__What is required__
Return the lines from the line with "level-3000: +3.000 <box>60 215 79 221</box>" up to and including the line with "table-cell: PL80*6 <box>560 899 576 904</box>", unchanged.

__Source material__
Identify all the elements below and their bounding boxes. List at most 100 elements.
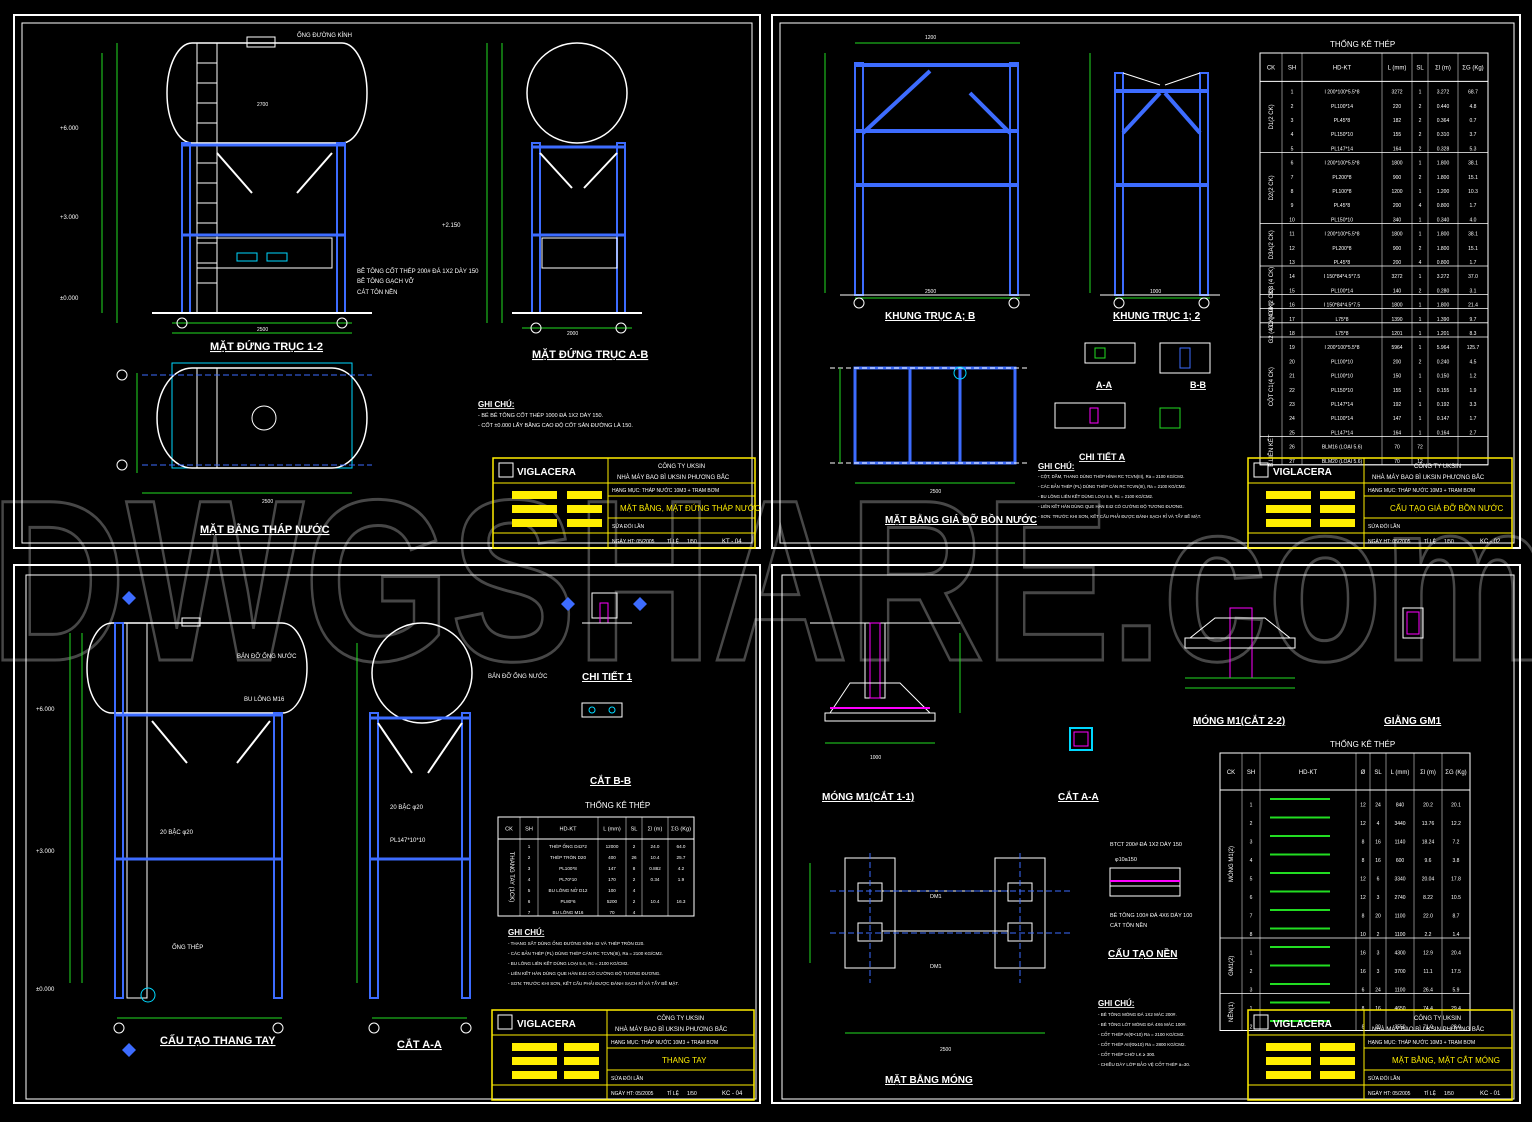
level-3000: +3.000 <box>60 215 79 221</box>
table-cell: 5.964 <box>1437 345 1450 351</box>
table-cell: 1 <box>1419 232 1422 238</box>
table-cell: THÉP ỐNG D42*2 <box>549 843 587 849</box>
table-header: CK <box>1227 770 1235 776</box>
note-line: - BÊ TÔNG LÓT MÓNG ĐÁ 4X6 MÁC 100#. <box>1098 1020 1187 1027</box>
sheet-tower-elevations: MẶT ĐỨNG TRỤC 1-2 MẶT ĐỨNG TRỤC A-B MẶT … <box>13 14 761 549</box>
title-block: VIGLACERA CÔNG TY UKSIN NHÀ MÁY BAO BÌ U… <box>491 1009 755 1101</box>
table-cell: 200 <box>1393 260 1402 266</box>
table-cell: PL80*6 <box>560 899 576 904</box>
label-lean-concrete: BÊ TÔNG 100# ĐÁ 4X6 DÀY 100 <box>1110 911 1192 919</box>
table-cell: 5 <box>1291 146 1294 152</box>
table-cell: 0.364 <box>1437 118 1450 124</box>
table-cell: 4 <box>633 910 636 915</box>
steel-table: CK SH HD-KT L (mm) SL Σl (m) ΣG (Kg) 1 THÉP ỐNG … <box>497 816 695 917</box>
view-title-section-b-b: B-B <box>1190 380 1206 390</box>
table-cell: 8 <box>1291 189 1294 195</box>
table-cell: 2 <box>1419 118 1422 124</box>
table-cell: 2 <box>633 844 636 849</box>
table-cell: 1800 <box>1391 303 1402 309</box>
table-cell: 8.3 <box>1470 331 1477 337</box>
table-cell: 3 <box>1250 988 1253 994</box>
table-cell: 7 <box>528 910 531 915</box>
section-details <box>1054 342 1211 429</box>
dim-frame-depth: 2000 <box>567 331 578 337</box>
table-cell: 4 <box>1419 203 1422 209</box>
table-group-label: THANG TAY (1CK) <box>508 852 514 903</box>
project-name: NHÀ MÁY BAO BÌ UKSIN PHƯƠNG BẮC <box>615 1025 728 1033</box>
table-cell: 68.7 <box>1468 90 1478 96</box>
table-cell: 3 <box>1250 840 1253 846</box>
table-header: SL <box>1416 66 1424 72</box>
table-cell: 1.800 <box>1437 246 1450 252</box>
table-cell: 2 <box>1250 1025 1253 1031</box>
table-cell: 2.7 <box>1470 430 1477 436</box>
table-header: L (mm) <box>1391 770 1410 776</box>
label-rungs: 20 BẬC φ20 <box>160 829 194 836</box>
table-cell: 23 <box>1289 402 1295 408</box>
table-cell: 11.1 <box>1423 969 1433 975</box>
table-cell: 2 <box>633 877 636 882</box>
table-cell: L75*8 <box>1335 317 1348 323</box>
table-cell: 164 <box>1393 430 1402 436</box>
notes-title: GHI CHÚ: <box>508 928 544 937</box>
view-title-tie-beam: GIẰNG GM1 <box>1384 714 1442 727</box>
table-cell: 16 <box>1375 858 1381 864</box>
table-cell: 1.200 <box>1437 189 1450 195</box>
view-title-frame-a-b: KHUNG TRỤC A; B <box>885 311 975 322</box>
table-cell: 0.192 <box>1437 402 1450 408</box>
date-label: NGÀY HT: 05/2005 <box>1368 538 1411 545</box>
table-cell: 3 <box>1377 951 1380 957</box>
table-cell: 1.4 <box>1453 932 1460 938</box>
table-cell: 16 <box>1375 840 1381 846</box>
table-cell: BLM20 (LOẠI 5.6) <box>1322 459 1363 465</box>
table-cell: 2 <box>1419 132 1422 138</box>
drawing-code: KC - 01 <box>1480 1091 1501 1097</box>
table-header: CK <box>1267 66 1275 72</box>
table-cell: 16.3 <box>677 899 686 904</box>
table-cell: 1 <box>1250 951 1253 957</box>
table-cell: PL100*14 <box>1331 416 1353 422</box>
table-cell: 2 <box>1291 104 1294 110</box>
table-header: L (mm) <box>1388 66 1407 72</box>
table-cell: PL200*8 <box>1332 175 1351 181</box>
table-header: SH <box>1288 66 1296 72</box>
table-cell: 8.7 <box>1453 914 1460 920</box>
table-cell: 12 <box>1360 803 1366 809</box>
table-cell: 25.7 <box>677 855 686 860</box>
table-cell: 4.0 <box>1470 217 1477 223</box>
table-cell: 27 <box>1289 459 1295 465</box>
drawing-code: KC - 04 <box>722 1091 743 1097</box>
table-cell: 1.2 <box>1470 374 1477 380</box>
table-cell: 20.4 <box>1451 951 1461 957</box>
table-cell: 15 <box>1289 288 1295 294</box>
table-group-label: D1(2 CK) <box>1269 104 1275 129</box>
table-cell: 3440 <box>1394 821 1405 827</box>
table-cell: 0.150 <box>1437 374 1450 380</box>
dim-tank-length: 2700 <box>257 102 268 108</box>
table-cell: 0.240 <box>1437 359 1450 365</box>
table-cell: 70 <box>1394 445 1400 451</box>
table-cell: 4 <box>1419 260 1422 266</box>
label-rebar: φ10a150 <box>1115 857 1137 863</box>
tie-beam-gm1 <box>1402 607 1424 639</box>
table-cell: 0.328 <box>1437 146 1450 152</box>
table-cell: 1 <box>1419 402 1422 408</box>
level-6000: +6.000 <box>60 126 79 132</box>
table-cell: 200 <box>1393 359 1402 365</box>
table-cell: 3272 <box>1391 274 1402 280</box>
table-cell: 0.800 <box>1437 203 1450 209</box>
dim-plan: 2500 <box>940 1047 951 1053</box>
table-cell: 12 <box>1360 877 1366 883</box>
table-cell: 72 <box>1417 445 1423 451</box>
table-cell: 9.7 <box>1470 317 1477 323</box>
table-cell: 12000 <box>606 844 619 849</box>
level-0000: ±0.000 <box>36 987 55 993</box>
drawing-title: MẶT BẰNG, MẶT ĐỨNG THÁP NƯỚC <box>620 504 761 513</box>
table-cell: 2740 <box>1394 895 1405 901</box>
table-cell: 3272 <box>1391 90 1402 96</box>
scale-label: TỈ LỆ <box>667 1089 680 1097</box>
scale-value: 1/50 <box>687 1091 697 1097</box>
table-header: ΣG (Kg) <box>1445 770 1466 776</box>
dim-frame-width: 2500 <box>257 327 268 333</box>
table-cell: 900 <box>1393 246 1402 252</box>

__Result for this task__
level-3000: +3.000 <box>60 215 79 221</box>
table-cell: 5.964 <box>1437 345 1450 351</box>
table-cell: 1 <box>1419 232 1422 238</box>
table-cell: THÉP ỐNG D42*2 <box>549 843 587 849</box>
table-header: CK <box>1227 770 1235 776</box>
note-line: - BÊ TÔNG LÓT MÓNG ĐÁ 4X6 MÁC 100#. <box>1098 1020 1187 1027</box>
sheet-tower-elevations: MẶT ĐỨNG TRỤC 1-2 MẶT ĐỨNG TRỤC A-B MẶT … <box>13 14 761 549</box>
title-block: VIGLACERA CÔNG TY UKSIN NHÀ MÁY BAO BÌ U… <box>491 1009 755 1101</box>
table-cell: 200 <box>1393 260 1402 266</box>
table-cell: PL80*6 <box>560 899 576 904</box>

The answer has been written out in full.